======== Supplied data ========

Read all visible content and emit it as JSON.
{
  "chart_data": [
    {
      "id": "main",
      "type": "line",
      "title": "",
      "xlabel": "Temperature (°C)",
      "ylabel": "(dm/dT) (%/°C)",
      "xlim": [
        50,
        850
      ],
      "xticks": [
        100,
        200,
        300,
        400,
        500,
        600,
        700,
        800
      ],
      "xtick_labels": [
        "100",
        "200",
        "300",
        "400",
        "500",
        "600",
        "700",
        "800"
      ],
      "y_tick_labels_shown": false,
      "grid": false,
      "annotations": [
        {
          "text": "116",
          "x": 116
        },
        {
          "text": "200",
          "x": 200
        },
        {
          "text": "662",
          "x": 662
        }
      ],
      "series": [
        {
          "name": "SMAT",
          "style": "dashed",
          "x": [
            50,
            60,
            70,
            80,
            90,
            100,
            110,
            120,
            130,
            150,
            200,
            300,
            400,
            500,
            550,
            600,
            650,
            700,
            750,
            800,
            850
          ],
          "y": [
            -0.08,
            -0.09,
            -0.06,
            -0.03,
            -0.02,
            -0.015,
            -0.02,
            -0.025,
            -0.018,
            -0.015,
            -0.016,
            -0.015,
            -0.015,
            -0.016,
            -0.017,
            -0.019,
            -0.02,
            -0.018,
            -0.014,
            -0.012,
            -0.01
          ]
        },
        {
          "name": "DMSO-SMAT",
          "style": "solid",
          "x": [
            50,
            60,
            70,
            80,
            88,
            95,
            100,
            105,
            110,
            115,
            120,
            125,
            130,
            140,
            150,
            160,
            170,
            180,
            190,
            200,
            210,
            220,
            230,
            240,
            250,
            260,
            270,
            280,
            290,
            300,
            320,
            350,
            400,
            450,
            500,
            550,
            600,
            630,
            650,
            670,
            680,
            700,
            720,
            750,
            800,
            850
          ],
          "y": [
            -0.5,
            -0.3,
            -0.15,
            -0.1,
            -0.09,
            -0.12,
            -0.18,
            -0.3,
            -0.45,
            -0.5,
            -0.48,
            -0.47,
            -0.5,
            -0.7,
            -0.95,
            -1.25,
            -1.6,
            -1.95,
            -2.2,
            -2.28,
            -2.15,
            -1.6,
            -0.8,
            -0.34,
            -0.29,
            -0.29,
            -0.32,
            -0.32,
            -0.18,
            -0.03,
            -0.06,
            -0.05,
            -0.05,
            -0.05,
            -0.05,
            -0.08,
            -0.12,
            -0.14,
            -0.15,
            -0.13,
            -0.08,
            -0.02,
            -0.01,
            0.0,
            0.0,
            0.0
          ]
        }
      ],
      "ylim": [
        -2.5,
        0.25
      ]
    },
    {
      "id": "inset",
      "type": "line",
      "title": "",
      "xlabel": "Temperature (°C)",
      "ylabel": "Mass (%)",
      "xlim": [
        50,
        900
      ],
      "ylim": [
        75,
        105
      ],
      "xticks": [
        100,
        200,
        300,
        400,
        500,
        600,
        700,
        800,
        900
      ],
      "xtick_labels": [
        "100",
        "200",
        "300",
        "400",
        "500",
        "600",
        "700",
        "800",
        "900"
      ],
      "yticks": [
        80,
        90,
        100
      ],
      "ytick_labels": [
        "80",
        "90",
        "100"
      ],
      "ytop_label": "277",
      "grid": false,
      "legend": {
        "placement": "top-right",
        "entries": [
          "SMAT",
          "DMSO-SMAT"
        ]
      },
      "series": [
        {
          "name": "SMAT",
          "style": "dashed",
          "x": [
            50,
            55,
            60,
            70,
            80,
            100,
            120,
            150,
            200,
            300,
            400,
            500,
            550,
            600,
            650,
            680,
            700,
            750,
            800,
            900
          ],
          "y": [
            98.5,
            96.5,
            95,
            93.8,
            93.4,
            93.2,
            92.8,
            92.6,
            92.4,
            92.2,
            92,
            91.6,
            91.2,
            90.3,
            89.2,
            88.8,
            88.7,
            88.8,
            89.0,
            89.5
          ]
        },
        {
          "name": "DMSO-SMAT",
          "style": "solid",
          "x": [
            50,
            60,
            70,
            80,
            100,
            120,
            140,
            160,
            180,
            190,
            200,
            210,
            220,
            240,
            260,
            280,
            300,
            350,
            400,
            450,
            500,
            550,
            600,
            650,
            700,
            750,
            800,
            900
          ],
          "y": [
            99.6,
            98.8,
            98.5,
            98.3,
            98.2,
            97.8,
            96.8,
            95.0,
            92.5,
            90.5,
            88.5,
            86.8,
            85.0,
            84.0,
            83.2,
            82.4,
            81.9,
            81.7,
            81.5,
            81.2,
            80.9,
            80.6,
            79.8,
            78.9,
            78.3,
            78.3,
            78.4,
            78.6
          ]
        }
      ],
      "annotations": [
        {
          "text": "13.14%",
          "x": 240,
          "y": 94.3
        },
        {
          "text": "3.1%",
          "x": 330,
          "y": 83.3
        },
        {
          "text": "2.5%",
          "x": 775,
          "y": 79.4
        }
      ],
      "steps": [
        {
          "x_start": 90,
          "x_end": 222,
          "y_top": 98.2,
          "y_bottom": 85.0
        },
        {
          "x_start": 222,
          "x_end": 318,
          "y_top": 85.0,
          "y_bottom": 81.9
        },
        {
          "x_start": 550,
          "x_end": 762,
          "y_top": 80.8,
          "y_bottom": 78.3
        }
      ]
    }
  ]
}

========

◆ Your goal: Reproduce every entry shown above, precisely as it stands.

◆ Reply:
Read all visible content and emit it as JSON.
{
  "chart_data": [
    {
      "id": "main",
      "type": "line",
      "title": "",
      "xlabel": "Temperature (°C)",
      "ylabel": "(dm/dT) (%/°C)",
      "xlim": [
        50,
        850
      ],
      "xticks": [
        100,
        200,
        300,
        400,
        500,
        600,
        700,
        800
      ],
      "xtick_labels": [
        "100",
        "200",
        "300",
        "400",
        "500",
        "600",
        "700",
        "800"
      ],
      "y_tick_labels_shown": false,
      "grid": false,
      "annotations": [
        {
          "text": "116",
          "x": 116
        },
        {
          "text": "200",
          "x": 200
        },
        {
          "text": "662",
          "x": 662
        }
      ],
      "series": [
        {
          "name": "SMAT",
          "style": "dashed",
          "x": [
            50,
            60,
            70,
            80,
            90,
            100,
            110,
            120,
            130,
            150,
            200,
            300,
            400,
            500,
            550,
            600,
            650,
            700,
            750,
            800,
            850
          ],
          "y": [
            -0.08,
            -0.09,
            -0.06,
            -0.03,
            -0.02,
            -0.015,
            -0.02,
            -0.025,
            -0.018,
            -0.015,
            -0.016,
            -0.015,
            -0.015,
            -0.016,
            -0.017,
            -0.019,
            -0.02,
            -0.018,
            -0.014,
            -0.012,
            -0.01
          ]
        },
        {
          "name": "DMSO-SMAT",
          "style": "solid",
          "x": [
            50,
            60,
            70,
            80,
            88,
            95,
            100,
            105,
            110,
            115,
            120,
            125,
            130,
            140,
            150,
            160,
            170,
            180,
            190,
            200,
            210,
            220,
            230,
            240,
            250,
            260,
            270,
            280,
            290,
            300,
            320,
            350,
            400,
            450,
            500,
            550,
            600,
            630,
            650,
            670,
            680,
            700,
            720,
            750,
            800,
            850
          ],
          "y": [
            -0.5,
            -0.3,
            -0.15,
            -0.1,
            -0.09,
            -0.12,
            -0.18,
            -0.3,
            -0.45,
            -0.5,
            -0.48,
            -0.47,
            -0.5,
            -0.7,
            -0.95,
            -1.25,
            -1.6,
            -1.95,
            -2.2,
            -2.28,
            -2.15,
            -1.6,
            -0.8,
            -0.34,
            -0.29,
            -0.29,
            -0.32,
            -0.32,
            -0.18,
            -0.03,
            -0.06,
            -0.05,
            -0.05,
            -0.05,
            -0.05,
            -0.08,
            -0.12,
            -0.14,
            -0.15,
            -0.13,
            -0.08,
            -0.02,
            -0.01,
            0.0,
            0.0,
            0.0
          ]
        }
      ],
      "ylim": [
        -2.5,
        0.25
      ]
    },
    {
      "id": "inset",
      "type": "line",
      "title": "",
      "xlabel": "Temperature (°C)",
      "ylabel": "Mass (%)",
      "xlim": [
        50,
        900
      ],
      "ylim": [
        75,
        105
      ],
      "xticks": [
        100,
        200,
        300,
        400,
        500,
        600,
        700,
        800,
        900
      ],
      "xtick_labels": [
        "100",
        "200",
        "300",
        "400",
        "500",
        "600",
        "700",
        "800",
        "900"
      ],
      "yticks": [
        80,
        90,
        100
      ],
      "ytick_labels": [
        "80",
        "90",
        "100"
      ],
      "ytop_label": "277",
      "grid": false,
      "legend": {
        "placement": "top-right",
        "entries": [
          "SMAT",
          "DMSO-SMAT"
        ]
      },
      "series": [
        {
          "name": "SMAT",
          "style": "dashed",
          "x": [
            50,
            55,
            60,
            70,
            80,
            100,
            120,
            150,
            200,
            300,
            400,
            500,
            550,
            600,
            650,
            680,
            700,
            750,
            800,
            900
          ],
          "y": [
            98.5,
            96.5,
            95,
            93.8,
            93.4,
            93.2,
            92.8,
            92.6,
            92.4,
            92.2,
            92,
            91.6,
            91.2,
            90.3,
            89.2,
            88.8,
            88.7,
            88.8,
            89.0,
            89.5
          ]
        },
        {
          "name": "DMSO-SMAT",
          "style": "solid",
          "x": [
            50,
            60,
            70,
            80,
            100,
            120,
            140,
            160,
            180,
            190,
            200,
            210,
            220,
            240,
            260,
            280,
            300,
            350,
            400,
            450,
            500,
            550,
            600,
            650,
            700,
            750,
            800,
            900
          ],
          "y": [
            99.6,
            98.8,
            98.5,
            98.3,
            98.2,
            97.8,
            96.8,
            95.0,
            92.5,
            90.5,
            88.5,
            86.8,
            85.0,
            84.0,
            83.2,
            82.4,
            81.9,
            81.7,
            81.5,
            81.2,
            80.9,
            80.6,
            79.8,
            78.9,
            78.3,
            78.3,
            78.4,
            78.6
          ]
        }
      ],
      "annotations": [
        {
          "text": "13.14%",
          "x": 240,
          "y": 94.3
        },
        {
          "text": "3.1%",
          "x": 330,
          "y": 83.3
        },
        {
          "text": "2.5%",
          "x": 775,
          "y": 79.4
        }
      ],
      "steps": [
        {
          "x_start": 90,
          "x_end": 222,
          "y_top": 98.2,
          "y_bottom": 85.0
        },
        {
          "x_start": 222,
          "x_end": 318,
          "y_top": 85.0,
          "y_bottom": 81.9
        },
        {
          "x_start": 550,
          "x_end": 762,
          "y_top": 80.8,
          "y_bottom": 78.3
        }
      ]
    }
  ]
}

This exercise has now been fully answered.